## Begin LISTED ENTRIES

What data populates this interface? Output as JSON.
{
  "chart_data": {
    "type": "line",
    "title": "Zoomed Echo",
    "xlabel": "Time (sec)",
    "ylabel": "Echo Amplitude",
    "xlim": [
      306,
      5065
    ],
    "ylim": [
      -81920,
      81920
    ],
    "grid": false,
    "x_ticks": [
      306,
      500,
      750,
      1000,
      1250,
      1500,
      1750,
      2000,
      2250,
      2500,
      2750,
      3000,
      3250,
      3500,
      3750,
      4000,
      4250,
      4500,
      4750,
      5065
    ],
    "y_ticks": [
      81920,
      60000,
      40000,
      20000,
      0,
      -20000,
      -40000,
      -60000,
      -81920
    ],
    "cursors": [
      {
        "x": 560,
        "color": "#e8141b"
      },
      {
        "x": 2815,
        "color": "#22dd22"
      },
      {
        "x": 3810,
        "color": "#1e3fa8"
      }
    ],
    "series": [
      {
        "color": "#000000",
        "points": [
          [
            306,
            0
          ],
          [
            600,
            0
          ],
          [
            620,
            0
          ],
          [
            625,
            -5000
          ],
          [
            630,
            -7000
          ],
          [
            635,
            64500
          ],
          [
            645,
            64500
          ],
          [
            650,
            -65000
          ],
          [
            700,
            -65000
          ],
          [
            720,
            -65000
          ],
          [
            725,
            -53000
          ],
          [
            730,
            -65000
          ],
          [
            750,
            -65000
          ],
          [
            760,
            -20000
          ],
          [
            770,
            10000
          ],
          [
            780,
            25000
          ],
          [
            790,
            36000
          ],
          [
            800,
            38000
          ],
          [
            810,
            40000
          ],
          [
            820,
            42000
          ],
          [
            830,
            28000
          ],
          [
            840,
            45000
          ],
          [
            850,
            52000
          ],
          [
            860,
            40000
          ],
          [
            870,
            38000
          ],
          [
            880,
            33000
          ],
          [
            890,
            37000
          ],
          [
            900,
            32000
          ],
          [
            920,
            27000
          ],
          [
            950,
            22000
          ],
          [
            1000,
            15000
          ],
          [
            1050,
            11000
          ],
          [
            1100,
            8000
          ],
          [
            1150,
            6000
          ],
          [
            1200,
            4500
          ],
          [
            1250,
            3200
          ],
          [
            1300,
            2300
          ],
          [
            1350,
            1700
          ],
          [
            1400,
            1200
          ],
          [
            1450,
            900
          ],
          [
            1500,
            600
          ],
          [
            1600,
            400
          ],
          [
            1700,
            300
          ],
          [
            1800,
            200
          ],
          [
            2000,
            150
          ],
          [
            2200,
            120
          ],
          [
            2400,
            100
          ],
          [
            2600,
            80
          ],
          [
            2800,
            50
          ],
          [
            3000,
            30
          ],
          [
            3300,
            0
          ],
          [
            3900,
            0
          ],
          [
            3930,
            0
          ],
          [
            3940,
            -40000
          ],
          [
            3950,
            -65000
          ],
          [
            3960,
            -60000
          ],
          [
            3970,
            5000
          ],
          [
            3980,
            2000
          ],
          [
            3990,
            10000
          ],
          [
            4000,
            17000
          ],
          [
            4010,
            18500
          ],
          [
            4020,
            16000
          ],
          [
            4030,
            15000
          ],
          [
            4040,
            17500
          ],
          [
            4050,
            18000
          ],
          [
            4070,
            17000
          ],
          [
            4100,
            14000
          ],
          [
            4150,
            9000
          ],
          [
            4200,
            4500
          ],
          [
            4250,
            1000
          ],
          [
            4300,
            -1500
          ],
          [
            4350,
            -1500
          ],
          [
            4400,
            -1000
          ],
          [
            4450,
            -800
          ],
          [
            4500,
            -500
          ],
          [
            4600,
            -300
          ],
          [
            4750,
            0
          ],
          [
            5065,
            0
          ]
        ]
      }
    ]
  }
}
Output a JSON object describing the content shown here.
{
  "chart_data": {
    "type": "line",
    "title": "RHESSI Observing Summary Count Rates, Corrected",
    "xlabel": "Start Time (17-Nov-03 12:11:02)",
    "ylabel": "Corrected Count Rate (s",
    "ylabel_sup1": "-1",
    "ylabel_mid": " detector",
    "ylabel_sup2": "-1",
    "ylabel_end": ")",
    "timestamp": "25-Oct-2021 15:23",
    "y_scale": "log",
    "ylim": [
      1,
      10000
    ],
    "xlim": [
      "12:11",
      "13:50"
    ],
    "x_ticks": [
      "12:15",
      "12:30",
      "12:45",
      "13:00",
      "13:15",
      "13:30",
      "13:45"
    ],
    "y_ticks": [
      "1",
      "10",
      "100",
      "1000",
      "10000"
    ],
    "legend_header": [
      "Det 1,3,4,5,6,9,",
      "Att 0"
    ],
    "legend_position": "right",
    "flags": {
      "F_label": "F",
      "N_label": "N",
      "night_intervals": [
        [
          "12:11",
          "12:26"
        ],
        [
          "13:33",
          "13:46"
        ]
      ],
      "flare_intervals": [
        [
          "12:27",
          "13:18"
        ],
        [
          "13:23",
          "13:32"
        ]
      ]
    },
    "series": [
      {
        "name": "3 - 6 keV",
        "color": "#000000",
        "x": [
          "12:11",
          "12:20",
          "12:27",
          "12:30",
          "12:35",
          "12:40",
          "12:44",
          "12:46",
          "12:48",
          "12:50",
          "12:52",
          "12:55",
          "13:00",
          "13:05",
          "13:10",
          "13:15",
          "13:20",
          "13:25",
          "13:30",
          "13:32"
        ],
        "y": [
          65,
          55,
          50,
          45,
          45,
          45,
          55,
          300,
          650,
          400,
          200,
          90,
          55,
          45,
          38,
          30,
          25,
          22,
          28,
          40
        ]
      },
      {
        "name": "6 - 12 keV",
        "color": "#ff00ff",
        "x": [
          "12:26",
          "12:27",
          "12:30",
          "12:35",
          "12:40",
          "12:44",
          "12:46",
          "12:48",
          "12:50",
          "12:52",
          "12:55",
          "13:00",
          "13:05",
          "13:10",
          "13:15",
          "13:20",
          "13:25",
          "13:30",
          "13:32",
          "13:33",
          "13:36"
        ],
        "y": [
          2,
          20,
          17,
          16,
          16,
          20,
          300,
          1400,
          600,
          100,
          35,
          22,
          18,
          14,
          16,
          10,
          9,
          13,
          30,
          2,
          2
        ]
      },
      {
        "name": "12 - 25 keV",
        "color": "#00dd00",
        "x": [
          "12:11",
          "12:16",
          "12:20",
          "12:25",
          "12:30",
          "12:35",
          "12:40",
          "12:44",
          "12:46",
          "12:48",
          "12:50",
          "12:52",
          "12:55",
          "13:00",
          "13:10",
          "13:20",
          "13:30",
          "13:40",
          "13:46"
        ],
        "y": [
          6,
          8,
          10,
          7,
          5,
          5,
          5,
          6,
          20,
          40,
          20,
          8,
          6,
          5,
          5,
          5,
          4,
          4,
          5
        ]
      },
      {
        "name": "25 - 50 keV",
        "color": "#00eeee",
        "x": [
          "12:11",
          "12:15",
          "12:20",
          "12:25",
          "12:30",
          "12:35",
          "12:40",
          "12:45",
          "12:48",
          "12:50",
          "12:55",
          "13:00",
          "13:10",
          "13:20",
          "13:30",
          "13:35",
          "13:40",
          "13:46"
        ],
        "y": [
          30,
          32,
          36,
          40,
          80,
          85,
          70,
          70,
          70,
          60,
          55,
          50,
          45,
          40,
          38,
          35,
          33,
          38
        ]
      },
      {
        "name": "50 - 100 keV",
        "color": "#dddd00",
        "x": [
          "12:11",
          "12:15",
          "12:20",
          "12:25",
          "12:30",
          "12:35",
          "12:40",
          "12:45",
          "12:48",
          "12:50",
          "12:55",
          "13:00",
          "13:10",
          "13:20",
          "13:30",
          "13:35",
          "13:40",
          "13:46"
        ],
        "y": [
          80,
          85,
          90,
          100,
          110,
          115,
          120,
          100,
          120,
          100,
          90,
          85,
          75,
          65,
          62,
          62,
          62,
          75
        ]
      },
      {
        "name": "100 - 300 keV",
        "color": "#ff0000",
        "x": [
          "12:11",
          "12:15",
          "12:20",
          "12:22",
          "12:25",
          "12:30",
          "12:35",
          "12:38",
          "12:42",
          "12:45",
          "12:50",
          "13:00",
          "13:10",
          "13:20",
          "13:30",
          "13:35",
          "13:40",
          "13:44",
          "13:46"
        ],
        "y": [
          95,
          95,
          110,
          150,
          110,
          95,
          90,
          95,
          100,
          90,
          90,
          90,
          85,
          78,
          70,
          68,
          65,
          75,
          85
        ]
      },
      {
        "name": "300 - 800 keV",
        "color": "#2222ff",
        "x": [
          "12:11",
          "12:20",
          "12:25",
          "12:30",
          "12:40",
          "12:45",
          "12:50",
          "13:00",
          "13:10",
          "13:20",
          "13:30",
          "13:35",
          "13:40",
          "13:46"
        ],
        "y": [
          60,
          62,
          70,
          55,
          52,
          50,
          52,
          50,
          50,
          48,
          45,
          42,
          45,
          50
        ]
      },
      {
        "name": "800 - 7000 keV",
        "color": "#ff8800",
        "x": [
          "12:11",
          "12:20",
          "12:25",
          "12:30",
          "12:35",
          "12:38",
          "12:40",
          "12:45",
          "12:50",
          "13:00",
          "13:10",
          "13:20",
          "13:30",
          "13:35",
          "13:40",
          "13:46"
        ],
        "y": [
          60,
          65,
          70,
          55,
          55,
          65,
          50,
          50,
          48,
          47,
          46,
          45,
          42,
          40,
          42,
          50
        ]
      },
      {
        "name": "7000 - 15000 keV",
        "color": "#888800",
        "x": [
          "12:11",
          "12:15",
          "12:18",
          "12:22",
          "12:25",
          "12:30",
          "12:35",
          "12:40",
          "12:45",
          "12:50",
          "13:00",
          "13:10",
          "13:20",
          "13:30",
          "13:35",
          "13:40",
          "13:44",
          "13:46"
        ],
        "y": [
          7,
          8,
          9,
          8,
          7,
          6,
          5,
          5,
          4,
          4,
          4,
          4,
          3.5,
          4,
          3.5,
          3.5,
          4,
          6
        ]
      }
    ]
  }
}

## End LISTED ENTRIES

• **STATED TASK**:
Check each line of the entries above for the word "Count". List the ones that have it.

• **RIGHT ANSWER**:
    "title": "RHESSI Observing Summary Count Rates, Corrected",
    "ylabel": "Corrected Count Rate (s",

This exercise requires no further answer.